Dataset entries on figures:
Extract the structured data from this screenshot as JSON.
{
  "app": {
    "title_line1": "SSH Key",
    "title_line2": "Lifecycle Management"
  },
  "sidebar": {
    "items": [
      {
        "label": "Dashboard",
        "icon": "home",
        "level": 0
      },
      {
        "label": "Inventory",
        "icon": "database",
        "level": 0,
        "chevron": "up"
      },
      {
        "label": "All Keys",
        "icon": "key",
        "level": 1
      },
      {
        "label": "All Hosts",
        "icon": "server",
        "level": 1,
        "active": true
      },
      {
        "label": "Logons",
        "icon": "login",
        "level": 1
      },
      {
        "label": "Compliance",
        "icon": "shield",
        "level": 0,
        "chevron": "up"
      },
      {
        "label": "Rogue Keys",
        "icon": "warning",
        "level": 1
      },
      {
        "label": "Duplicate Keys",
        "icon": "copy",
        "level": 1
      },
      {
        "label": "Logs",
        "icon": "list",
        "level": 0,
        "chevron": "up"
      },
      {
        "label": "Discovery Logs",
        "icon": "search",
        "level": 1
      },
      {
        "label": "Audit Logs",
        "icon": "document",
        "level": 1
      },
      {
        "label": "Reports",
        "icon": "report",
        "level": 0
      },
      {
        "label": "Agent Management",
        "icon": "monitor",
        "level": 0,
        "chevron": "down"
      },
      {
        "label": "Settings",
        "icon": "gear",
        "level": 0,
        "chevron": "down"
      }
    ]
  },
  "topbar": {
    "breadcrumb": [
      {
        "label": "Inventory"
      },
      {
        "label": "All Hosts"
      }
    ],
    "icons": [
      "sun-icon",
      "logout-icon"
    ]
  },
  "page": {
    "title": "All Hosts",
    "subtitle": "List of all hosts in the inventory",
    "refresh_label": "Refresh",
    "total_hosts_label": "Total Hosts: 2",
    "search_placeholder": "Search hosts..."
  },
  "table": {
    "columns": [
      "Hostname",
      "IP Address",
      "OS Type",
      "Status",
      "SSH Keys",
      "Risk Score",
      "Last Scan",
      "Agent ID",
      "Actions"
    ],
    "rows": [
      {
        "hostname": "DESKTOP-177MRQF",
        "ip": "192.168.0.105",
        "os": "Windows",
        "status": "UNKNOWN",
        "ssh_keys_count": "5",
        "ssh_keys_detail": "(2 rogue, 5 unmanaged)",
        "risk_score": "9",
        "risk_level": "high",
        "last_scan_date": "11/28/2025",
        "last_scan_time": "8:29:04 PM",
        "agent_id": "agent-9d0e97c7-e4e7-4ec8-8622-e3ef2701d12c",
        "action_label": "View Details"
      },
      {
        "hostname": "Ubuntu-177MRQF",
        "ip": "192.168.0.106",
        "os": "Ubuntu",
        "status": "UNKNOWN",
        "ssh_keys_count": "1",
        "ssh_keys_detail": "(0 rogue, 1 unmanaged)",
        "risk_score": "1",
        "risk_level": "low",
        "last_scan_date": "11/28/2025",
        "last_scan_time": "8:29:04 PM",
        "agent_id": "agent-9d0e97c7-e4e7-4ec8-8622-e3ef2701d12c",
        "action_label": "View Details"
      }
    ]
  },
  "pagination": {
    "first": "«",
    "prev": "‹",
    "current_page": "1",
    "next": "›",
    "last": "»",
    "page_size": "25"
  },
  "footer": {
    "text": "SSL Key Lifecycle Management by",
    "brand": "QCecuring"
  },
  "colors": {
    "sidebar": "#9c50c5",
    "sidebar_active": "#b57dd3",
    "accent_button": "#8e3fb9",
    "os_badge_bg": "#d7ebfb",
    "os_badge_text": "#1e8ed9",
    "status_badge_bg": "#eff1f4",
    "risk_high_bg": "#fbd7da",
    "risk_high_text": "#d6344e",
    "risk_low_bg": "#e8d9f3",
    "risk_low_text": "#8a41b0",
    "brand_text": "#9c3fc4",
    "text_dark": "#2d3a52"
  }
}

GOAL OF THE EXERCISE> Reproduce the full set of records precisely.

WRITTEN RESPONSE>
Extract the structured data from this screenshot as JSON.
{
  "app": {
    "title_line1": "SSH Key",
    "title_line2": "Lifecycle Management"
  },
  "sidebar": {
    "items": [
      {
        "label": "Dashboard",
        "icon": "home",
        "level": 0
      },
      {
        "label": "Inventory",
        "icon": "database",
        "level": 0,
        "chevron": "up"
      },
      {
        "label": "All Keys",
        "icon": "key",
        "level": 1
      },
      {
        "label": "All Hosts",
        "icon": "server",
        "level": 1,
        "active": true
      },
      {
        "label": "Logons",
        "icon": "login",
        "level": 1
      },
      {
        "label": "Compliance",
        "icon": "shield",
        "level": 0,
        "chevron": "up"
      },
      {
        "label": "Rogue Keys",
        "icon": "warning",
        "level": 1
      },
      {
        "label": "Duplicate Keys",
        "icon": "copy",
        "level": 1
      },
      {
        "label": "Logs",
        "icon": "list",
        "level": 0,
        "chevron": "up"
      },
      {
        "label": "Discovery Logs",
        "icon": "search",
        "level": 1
      },
      {
        "label": "Audit Logs",
        "icon": "document",
        "level": 1
      },
      {
        "label": "Reports",
        "icon": "report",
        "level": 0
      },
      {
        "label": "Agent Management",
        "icon": "monitor",
        "level": 0,
        "chevron": "down"
      },
      {
        "label": "Settings",
        "icon": "gear",
        "level": 0,
        "chevron": "down"
      }
    ]
  },
  "topbar": {
    "breadcrumb": [
      {
        "label": "Inventory"
      },
      {
        "label": "All Hosts"
      }
    ],
    "icons": [
      "sun-icon",
      "logout-icon"
    ]
  },
  "page": {
    "title": "All Hosts",
    "subtitle": "List of all hosts in the inventory",
    "refresh_label": "Refresh",
    "total_hosts_label": "Total Hosts: 2",
    "search_placeholder": "Search hosts..."
  },
  "table": {
    "columns": [
      "Hostname",
      "IP Address",
      "OS Type",
      "Status",
      "SSH Keys",
      "Risk Score",
      "Last Scan",
      "Agent ID",
      "Actions"
    ],
    "rows": [
      {
        "hostname": "DESKTOP-177MRQF",
        "ip": "192.168.0.105",
        "os": "Windows",
        "status": "UNKNOWN",
        "ssh_keys_count": "5",
        "ssh_keys_detail": "(2 rogue, 5 unmanaged)",
        "risk_score": "9",
        "risk_level": "high",
        "last_scan_date": "11/28/2025",
        "last_scan_time": "8:29:04 PM",
        "agent_id": "agent-9d0e97c7-e4e7-4ec8-8622-e3ef2701d12c",
        "action_label": "View Details"
      },
      {
        "hostname": "Ubuntu-177MRQF",
        "ip": "192.168.0.106",
        "os": "Ubuntu",
        "status": "UNKNOWN",
        "ssh_keys_count": "1",
        "ssh_keys_detail": "(0 rogue, 1 unmanaged)",
        "risk_score": "1",
        "risk_level": "low",
        "last_scan_date": "11/28/2025",
        "last_scan_time": "8:29:04 PM",
        "agent_id": "agent-9d0e97c7-e4e7-4ec8-8622-e3ef2701d12c",
        "action_label": "View Details"
      }
    ]
  },
  "pagination": {
    "first": "«",
    "prev": "‹",
    "current_page": "1",
    "next": "›",
    "last": "»",
    "page_size": "25"
  },
  "footer": {
    "text": "SSL Key Lifecycle Management by",
    "brand": "QCecuring"
  },
  "colors": {
    "sidebar": "#9c50c5",
    "sidebar_active": "#b57dd3",
    "accent_button": "#8e3fb9",
    "os_badge_bg": "#d7ebfb",
    "os_badge_text": "#1e8ed9",
    "status_badge_bg": "#eff1f4",
    "risk_high_bg": "#fbd7da",
    "risk_high_text": "#d6344e",
    "risk_low_bg": "#e8d9f3",
    "risk_low_text": "#8a41b0",
    "brand_text": "#9c3fc4",
    "text_dark": "#2d3a52"
  }
}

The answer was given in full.